=== Short task ===
Below is a set of records; restate each one word for word.

=== Supplied material ===
■ ■ ■ ■ ■
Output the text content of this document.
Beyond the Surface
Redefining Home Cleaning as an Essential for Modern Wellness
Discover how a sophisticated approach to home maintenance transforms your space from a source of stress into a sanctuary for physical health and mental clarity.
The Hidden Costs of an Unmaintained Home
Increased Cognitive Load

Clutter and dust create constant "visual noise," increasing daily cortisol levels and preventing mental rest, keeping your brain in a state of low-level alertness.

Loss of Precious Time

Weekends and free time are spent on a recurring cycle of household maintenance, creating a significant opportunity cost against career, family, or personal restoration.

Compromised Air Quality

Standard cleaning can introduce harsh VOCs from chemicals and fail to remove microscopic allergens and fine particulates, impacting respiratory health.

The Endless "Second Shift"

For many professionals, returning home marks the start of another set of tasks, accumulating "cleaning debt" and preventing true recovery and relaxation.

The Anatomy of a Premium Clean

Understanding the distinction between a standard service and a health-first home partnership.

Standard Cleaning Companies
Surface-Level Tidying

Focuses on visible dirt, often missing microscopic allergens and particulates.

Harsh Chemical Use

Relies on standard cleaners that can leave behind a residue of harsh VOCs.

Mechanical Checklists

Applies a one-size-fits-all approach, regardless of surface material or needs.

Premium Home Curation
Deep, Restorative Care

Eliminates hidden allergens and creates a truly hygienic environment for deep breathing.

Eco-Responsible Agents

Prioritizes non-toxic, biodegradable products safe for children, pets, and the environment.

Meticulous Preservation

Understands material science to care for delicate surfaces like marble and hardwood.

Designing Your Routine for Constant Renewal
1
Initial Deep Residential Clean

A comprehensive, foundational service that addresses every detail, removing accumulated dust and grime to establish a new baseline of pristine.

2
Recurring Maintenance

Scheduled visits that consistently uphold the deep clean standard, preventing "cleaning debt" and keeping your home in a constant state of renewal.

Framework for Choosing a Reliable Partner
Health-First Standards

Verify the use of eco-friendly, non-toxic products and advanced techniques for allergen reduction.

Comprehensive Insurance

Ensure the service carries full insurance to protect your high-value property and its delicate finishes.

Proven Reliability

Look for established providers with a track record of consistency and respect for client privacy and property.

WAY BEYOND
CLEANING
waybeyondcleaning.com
■ ■ ■ ■ ■
=== Expected answer ===
Output the text content of this document.
Beyond the Surface
Redefining Home Cleaning as an Essential for Modern Wellness
Discover how a sophisticated approach to home maintenance transforms your space from a source of stress into a sanctuary for physical health and mental clarity.
The Hidden Costs of an Unmaintained Home
Increased Cognitive Load

Clutter and dust create constant "visual noise," increasing daily cortisol levels and preventing mental rest, keeping your brain in a state of low-level alertness.

Loss of Precious Time

Weekends and free time are spent on a recurring cycle of household maintenance, creating a significant opportunity cost against career, family, or personal restoration.

Compromised Air Quality

Standard cleaning can introduce harsh VOCs from chemicals and fail to remove microscopic allergens and fine particulates, impacting respiratory health.

The Endless "Second Shift"

For many professionals, returning home marks the start of another set of tasks, accumulating "cleaning debt" and preventing true recovery and relaxation.

The Anatomy of a Premium Clean

Understanding the distinction between a standard service and a health-first home partnership.

Standard Cleaning Companies
Surface-Level Tidying

Focuses on visible dirt, often missing microscopic allergens and particulates.

Harsh Chemical Use

Relies on standard cleaners that can leave behind a residue of harsh VOCs.

Mechanical Checklists

Applies a one-size-fits-all approach, regardless of surface material or needs.

Premium Home Curation
Deep, Restorative Care

Eliminates hidden allergens and creates a truly hygienic environment for deep breathing.

Eco-Responsible Agents

Prioritizes non-toxic, biodegradable products safe for children, pets, and the environment.

Meticulous Preservation

Understands material science to care for delicate surfaces like marble and hardwood.

Designing Your Routine for Constant Renewal
1
Initial Deep Residential Clean

A comprehensive, foundational service that addresses every detail, removing accumulated dust and grime to establish a new baseline of pristine.

2
Recurring Maintenance

Scheduled visits that consistently uphold the deep clean standard, preventing "cleaning debt" and keeping your home in a constant state of renewal.

Framework for Choosing a Reliable Partner
Health-First Standards

Verify the use of eco-friendly, non-toxic products and advanced techniques for allergen reduction.

Comprehensive Insurance

Ensure the service carries full insurance to protect your high-value property and its delicate finishes.

Proven Reliability

Look for established providers with a track record of consistency and respect for client privacy and property.

WAY BEYOND
CLEANING
waybeyondcleaning.com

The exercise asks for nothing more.